• **Request**
Render each line of the records below as a Markdown table with the columns No. and Entry, numbering the rows and skipping blank lines. Leave the pictures out.

* Start Entries supplied *

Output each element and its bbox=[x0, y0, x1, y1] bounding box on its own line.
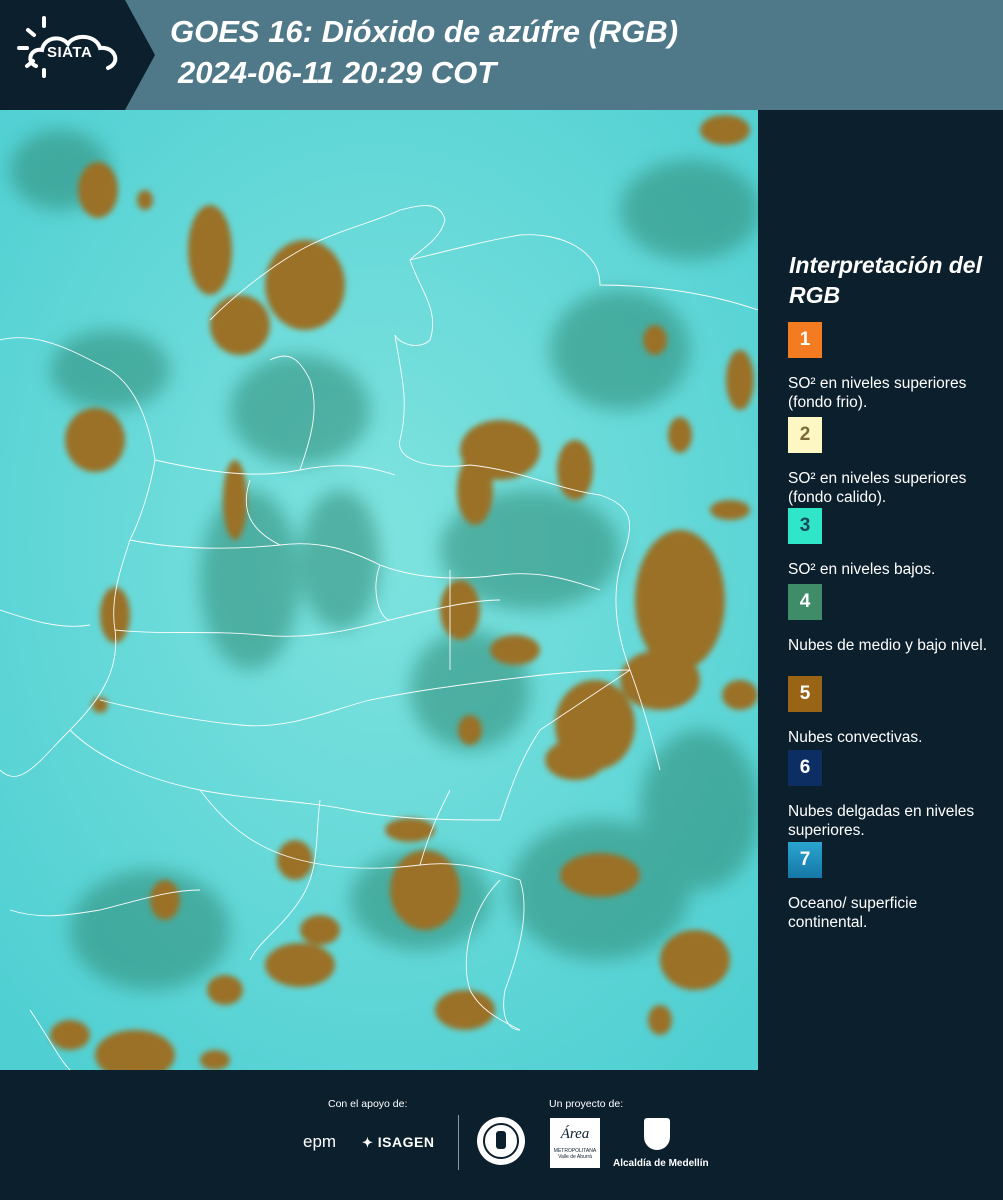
support-label: Con el apoyo de: bbox=[328, 1098, 408, 1110]
legend-label-3: SO² en niveles bajos. bbox=[788, 561, 936, 578]
legend-label-7: Oceano/ superficie continental. bbox=[788, 895, 918, 931]
legend-swatch-2: 2 bbox=[788, 417, 822, 453]
legend-swatch-7: 7 bbox=[788, 842, 822, 878]
logo-text: SIATA bbox=[47, 44, 93, 61]
alcaldia-text: Alcaldía de Medellín bbox=[613, 1158, 709, 1169]
legend-label-2: SO² en niveles superiores (fondo calido)… bbox=[788, 470, 967, 506]
page-subtitle-datetime: 2024-06-11 20:29 COT bbox=[178, 55, 497, 90]
medellin-seal-icon bbox=[477, 1117, 525, 1165]
epm-logo-text: epm bbox=[303, 1132, 337, 1151]
legend-swatch-1: 1 bbox=[788, 322, 822, 358]
alcaldia-shield-icon bbox=[644, 1118, 670, 1150]
legend-panel: Interpretación del RGB 1 SO² en niveles … bbox=[760, 110, 1003, 1070]
legend-swatch-6: 6 bbox=[788, 750, 822, 786]
legend-item-1: 1 SO² en niveles superiores (fondo frio)… bbox=[788, 322, 993, 412]
page-title: GOES 16: Dióxido de azúfre (RGB) bbox=[170, 14, 679, 49]
satellite-map bbox=[0, 110, 758, 1070]
legend-label-1: SO² en niveles superiores (fondo frio). bbox=[788, 375, 967, 411]
area-logo-sub2: Valle de Aburrá bbox=[558, 1154, 592, 1160]
legend-swatch-3: 3 bbox=[788, 508, 822, 544]
legend-label-4: Nubes de medio y bajo nivel. bbox=[788, 637, 988, 654]
legend-swatch-4: 4 bbox=[788, 584, 822, 620]
legend-item-5: 5 Nubes convectivas. bbox=[788, 676, 993, 747]
legend-item-6: 6 Nubes delgadas en niveles superiores. bbox=[788, 750, 993, 840]
epm-logo: epm bbox=[303, 1132, 336, 1152]
footer: Con el apoyo de: Un proyecto de: epm ✦ I… bbox=[0, 1070, 1003, 1200]
legend-title: Interpretación del RGB bbox=[789, 252, 982, 308]
isagen-icon: ✦ bbox=[362, 1135, 374, 1150]
area-logo-text: Área bbox=[560, 1126, 590, 1142]
project-label: Un proyecto de: bbox=[549, 1098, 624, 1110]
isagen-logo: ✦ ISAGEN bbox=[362, 1134, 434, 1151]
legend-item-4: 4 Nubes de medio y bajo nivel. bbox=[788, 584, 993, 655]
legend-item-2: 2 SO² en niveles superiores (fondo calid… bbox=[788, 417, 993, 507]
header-bar: SIATA GOES 16: Dióxido de azúfre (RGB) 2… bbox=[0, 0, 1003, 110]
legend-label-5: Nubes convectivas. bbox=[788, 729, 923, 746]
footer-divider bbox=[458, 1115, 459, 1170]
legend-item-3: 3 SO² en niveles bajos. bbox=[788, 508, 993, 579]
legend-swatch-5: 5 bbox=[788, 676, 822, 712]
area-metropolitana-logo: Área METROPOLITANA Valle de Aburrá bbox=[550, 1118, 600, 1168]
isagen-logo-text: ISAGEN bbox=[377, 1134, 435, 1150]
legend-item-7: 7 Oceano/ superficie continental. bbox=[788, 842, 993, 932]
satellite-image bbox=[0, 110, 758, 1070]
siata-logo: SIATA bbox=[0, 0, 155, 110]
legend-label-6: Nubes delgadas en niveles superiores. bbox=[788, 803, 975, 839]
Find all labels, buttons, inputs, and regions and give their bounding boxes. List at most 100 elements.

* End Entries supplied *

• **Task answer**
| No. | Entry |
|---|---|
| 1 | Output each element and its bbox=[x0, y0, x1, y1] bounding box on its own line. |
| 2 | support-label: Con el apoyo de: bbox=[328, 1098, 408, 1110] |
| 3 | legend-label-3: SO² en niveles bajos. bbox=[788, 561, 936, 578] |
| 4 | legend-label-7: Oceano/ superficie continental. bbox=[788, 895, 918, 931] |
| 5 | legend-swatch-2: 2 bbox=[788, 417, 822, 453] |
| 6 | legend-swatch-7: 7 bbox=[788, 842, 822, 878] |
| 7 | logo-text: SIATA bbox=[47, 44, 93, 61] |
| 8 | alcaldia-text: Alcaldía de Medellín bbox=[613, 1158, 709, 1169] |
| 9 | legend-label-2: SO² en niveles superiores (fondo calido)… bbox=[788, 470, 967, 506] |
| 10 | page-subtitle-datetime: 2024-06-11 20:29 COT bbox=[178, 55, 497, 90] |
| 11 | medellin-seal-icon bbox=[477, 1117, 525, 1165] |
| 12 | epm-logo-text: epm bbox=[303, 1132, 337, 1151] |
| 13 | legend-swatch-1: 1 bbox=[788, 322, 822, 358] |
| 14 | alcaldia-shield-icon bbox=[644, 1118, 670, 1150] |
| 15 | legend-panel: Interpretación del RGB 1 SO² en niveles … bbox=[760, 110, 1003, 1070] |
| 16 | legend-swatch-6: 6 bbox=[788, 750, 822, 786] |
| 17 | legend-item-1: 1 SO² en niveles superiores (fondo frio)… bbox=[788, 322, 993, 412] |
| 18 | page-title: GOES 16: Dióxido de azúfre (RGB) bbox=[170, 14, 679, 49] |
| 19 | satellite-map bbox=[0, 110, 758, 1070] |
| 20 | legend-label-1: SO² en niveles superiores (fondo frio). bbox=[788, 375, 967, 411] |
| 21 | area-logo-sub2: Valle de Aburrá bbox=[558, 1154, 592, 1160] |
| 22 | legend-swatch-3: 3 bbox=[788, 508, 822, 544] |
| 23 | legend-label-4: Nubes de medio y bajo nivel. bbox=[788, 637, 988, 654] |
| 24 | legend-swatch-4: 4 bbox=[788, 584, 822, 620] |
| 25 | legend-item-5: 5 Nubes convectivas. bbox=[788, 676, 993, 747] |
| 26 | legend-item-6: 6 Nubes delgadas en niveles superiores. bbox=[788, 750, 993, 840] |
| 27 | epm-logo: epm bbox=[303, 1132, 336, 1152] |
| 28 | footer: Con el apoyo de: Un proyecto de: epm ✦ I… bbox=[0, 1070, 1003, 1200] |
| 29 | legend-title: Interpretación del RGB bbox=[789, 252, 982, 308] |
| 30 | isagen-icon: ✦ bbox=[362, 1135, 374, 1150] |
| 31 | area-logo-text: Área bbox=[560, 1126, 590, 1142] |
| 32 | project-label: Un proyecto de: bbox=[549, 1098, 624, 1110] |
| 33 | isagen-logo: ✦ ISAGEN bbox=[362, 1134, 434, 1151] |
| 34 | legend-item-4: 4 Nubes de medio y bajo nivel. bbox=[788, 584, 993, 655] |
| 35 | legend-item-2: 2 SO² en niveles superiores (fondo calid… bbox=[788, 417, 993, 507] |
| 36 | header-bar: SIATA GOES 16: Dióxido de azúfre (RGB) 2… bbox=[0, 0, 1003, 110] |
| 37 | legend-label-5: Nubes convectivas. bbox=[788, 729, 923, 746] |
| 38 | footer-divider bbox=[458, 1115, 459, 1170] |
| 39 | legend-item-3: 3 SO² en niveles bajos. bbox=[788, 508, 993, 579] |
| 40 | legend-swatch-5: 5 bbox=[788, 676, 822, 712] |
| 41 | area-metropolitana-logo: Área METROPOLITANA Valle de Aburrá bbox=[550, 1118, 600, 1168] |
| 42 | isagen-logo-text: ISAGEN bbox=[377, 1134, 435, 1150] |
| 43 | legend-item-7: 7 Oceano/ superficie continental. bbox=[788, 842, 993, 932] |
| 44 | satellite-image bbox=[0, 110, 758, 1070] |
| 45 | siata-logo: SIATA bbox=[0, 0, 155, 110] |
| 46 | legend-label-6: Nubes delgadas en niveles superiores. bbox=[788, 803, 975, 839] |
| 47 | Find all labels, buttons, inputs, and regions and give their bounding boxes. List at most 100 elements. |